EXERCISE — Give the number of lines that contain the string "projecting", and nothing else.

- - - -

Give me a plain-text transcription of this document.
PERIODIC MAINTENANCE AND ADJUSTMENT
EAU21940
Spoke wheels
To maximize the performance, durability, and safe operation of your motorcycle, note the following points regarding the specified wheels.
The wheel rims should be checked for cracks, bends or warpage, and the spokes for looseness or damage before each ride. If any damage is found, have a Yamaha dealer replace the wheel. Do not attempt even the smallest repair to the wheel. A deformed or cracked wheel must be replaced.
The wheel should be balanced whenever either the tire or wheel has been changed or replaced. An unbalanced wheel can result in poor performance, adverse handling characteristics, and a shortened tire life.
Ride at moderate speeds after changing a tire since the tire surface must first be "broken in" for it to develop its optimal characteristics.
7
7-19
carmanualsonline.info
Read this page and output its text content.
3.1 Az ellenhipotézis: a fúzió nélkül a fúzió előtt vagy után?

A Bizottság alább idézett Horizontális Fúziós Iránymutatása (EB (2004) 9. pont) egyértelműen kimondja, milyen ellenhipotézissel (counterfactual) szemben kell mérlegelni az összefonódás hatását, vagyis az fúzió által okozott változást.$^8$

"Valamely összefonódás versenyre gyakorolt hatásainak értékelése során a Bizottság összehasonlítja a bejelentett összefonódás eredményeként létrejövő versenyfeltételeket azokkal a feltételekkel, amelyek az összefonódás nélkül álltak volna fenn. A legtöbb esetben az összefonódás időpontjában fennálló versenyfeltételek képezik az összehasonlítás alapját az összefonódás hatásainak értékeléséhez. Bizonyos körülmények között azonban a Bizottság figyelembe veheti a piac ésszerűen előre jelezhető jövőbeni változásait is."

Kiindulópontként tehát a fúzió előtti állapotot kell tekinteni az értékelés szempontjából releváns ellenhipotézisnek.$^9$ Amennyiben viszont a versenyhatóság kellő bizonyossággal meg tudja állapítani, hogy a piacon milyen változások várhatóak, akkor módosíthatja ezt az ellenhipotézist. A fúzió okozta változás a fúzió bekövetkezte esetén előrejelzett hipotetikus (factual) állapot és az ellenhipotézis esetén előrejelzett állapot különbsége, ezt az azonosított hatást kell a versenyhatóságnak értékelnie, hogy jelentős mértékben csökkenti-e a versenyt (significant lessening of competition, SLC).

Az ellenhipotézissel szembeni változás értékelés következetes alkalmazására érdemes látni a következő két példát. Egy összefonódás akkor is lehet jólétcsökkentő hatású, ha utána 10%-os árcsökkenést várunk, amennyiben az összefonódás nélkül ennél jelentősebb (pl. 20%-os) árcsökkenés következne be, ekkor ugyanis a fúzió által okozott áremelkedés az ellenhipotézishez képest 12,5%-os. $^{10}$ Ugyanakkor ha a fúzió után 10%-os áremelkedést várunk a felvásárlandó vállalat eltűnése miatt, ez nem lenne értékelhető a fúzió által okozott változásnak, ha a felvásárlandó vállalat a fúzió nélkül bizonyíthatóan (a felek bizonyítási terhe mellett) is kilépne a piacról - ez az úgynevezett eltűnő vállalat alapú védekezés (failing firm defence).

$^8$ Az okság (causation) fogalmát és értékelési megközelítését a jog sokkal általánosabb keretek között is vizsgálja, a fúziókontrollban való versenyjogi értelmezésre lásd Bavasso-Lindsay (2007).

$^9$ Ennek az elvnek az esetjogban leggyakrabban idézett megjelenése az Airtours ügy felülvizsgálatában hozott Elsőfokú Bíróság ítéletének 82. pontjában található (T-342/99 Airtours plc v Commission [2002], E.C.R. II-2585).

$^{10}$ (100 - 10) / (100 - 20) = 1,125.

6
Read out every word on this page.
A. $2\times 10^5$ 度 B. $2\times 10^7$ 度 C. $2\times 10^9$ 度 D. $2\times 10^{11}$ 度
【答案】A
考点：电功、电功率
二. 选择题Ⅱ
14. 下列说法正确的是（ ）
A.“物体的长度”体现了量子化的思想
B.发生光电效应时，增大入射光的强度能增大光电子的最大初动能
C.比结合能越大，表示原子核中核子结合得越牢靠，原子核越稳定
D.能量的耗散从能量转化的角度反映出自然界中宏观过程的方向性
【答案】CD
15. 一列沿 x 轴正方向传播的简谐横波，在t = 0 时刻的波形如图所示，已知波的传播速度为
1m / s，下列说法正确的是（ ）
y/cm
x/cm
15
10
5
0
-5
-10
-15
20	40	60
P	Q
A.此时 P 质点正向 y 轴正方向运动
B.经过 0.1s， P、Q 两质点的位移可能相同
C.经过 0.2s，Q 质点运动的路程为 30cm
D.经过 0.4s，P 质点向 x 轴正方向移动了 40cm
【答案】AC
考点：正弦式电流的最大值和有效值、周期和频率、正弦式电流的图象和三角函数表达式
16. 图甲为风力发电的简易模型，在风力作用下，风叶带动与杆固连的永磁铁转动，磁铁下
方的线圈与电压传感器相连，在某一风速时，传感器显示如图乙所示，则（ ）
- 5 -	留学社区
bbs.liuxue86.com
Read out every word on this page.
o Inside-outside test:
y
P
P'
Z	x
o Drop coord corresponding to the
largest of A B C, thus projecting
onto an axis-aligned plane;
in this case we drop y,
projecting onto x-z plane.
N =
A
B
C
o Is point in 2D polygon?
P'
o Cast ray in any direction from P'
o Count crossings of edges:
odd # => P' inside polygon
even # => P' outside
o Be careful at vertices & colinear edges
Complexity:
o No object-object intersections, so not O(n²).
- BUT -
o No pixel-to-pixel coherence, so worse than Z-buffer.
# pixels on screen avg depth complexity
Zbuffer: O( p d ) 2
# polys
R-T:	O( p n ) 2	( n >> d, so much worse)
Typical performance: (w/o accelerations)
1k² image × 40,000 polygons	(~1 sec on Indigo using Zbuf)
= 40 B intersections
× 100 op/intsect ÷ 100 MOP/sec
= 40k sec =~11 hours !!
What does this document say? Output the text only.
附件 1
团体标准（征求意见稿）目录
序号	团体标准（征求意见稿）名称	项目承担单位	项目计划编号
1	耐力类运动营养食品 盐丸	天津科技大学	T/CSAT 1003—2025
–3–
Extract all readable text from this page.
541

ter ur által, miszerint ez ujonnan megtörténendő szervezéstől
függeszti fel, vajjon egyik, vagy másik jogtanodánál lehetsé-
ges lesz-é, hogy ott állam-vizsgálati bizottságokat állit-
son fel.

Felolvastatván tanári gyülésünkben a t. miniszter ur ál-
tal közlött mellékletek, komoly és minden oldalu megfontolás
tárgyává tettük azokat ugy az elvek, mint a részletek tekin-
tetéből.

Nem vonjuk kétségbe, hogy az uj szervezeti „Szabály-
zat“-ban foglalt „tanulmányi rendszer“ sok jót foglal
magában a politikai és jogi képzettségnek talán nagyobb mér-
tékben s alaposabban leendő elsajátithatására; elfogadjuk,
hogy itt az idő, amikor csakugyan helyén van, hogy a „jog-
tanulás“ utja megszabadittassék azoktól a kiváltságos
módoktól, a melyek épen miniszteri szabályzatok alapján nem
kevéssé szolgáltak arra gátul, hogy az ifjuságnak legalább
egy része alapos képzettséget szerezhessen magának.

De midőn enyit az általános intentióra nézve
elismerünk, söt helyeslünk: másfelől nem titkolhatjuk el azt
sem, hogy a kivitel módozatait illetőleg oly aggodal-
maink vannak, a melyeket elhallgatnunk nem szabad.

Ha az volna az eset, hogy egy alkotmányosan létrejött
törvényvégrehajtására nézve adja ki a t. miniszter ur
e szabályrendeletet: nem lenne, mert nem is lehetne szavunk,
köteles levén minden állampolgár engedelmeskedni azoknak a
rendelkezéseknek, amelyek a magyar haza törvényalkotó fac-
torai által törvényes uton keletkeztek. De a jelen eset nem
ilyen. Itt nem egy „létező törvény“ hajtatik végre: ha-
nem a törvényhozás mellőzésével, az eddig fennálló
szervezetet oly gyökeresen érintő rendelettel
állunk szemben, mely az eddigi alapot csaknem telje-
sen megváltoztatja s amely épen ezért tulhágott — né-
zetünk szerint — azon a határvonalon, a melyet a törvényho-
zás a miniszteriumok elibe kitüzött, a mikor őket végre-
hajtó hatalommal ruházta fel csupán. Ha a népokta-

- - - -

SOLUTION TO THIS EXERCISE — 2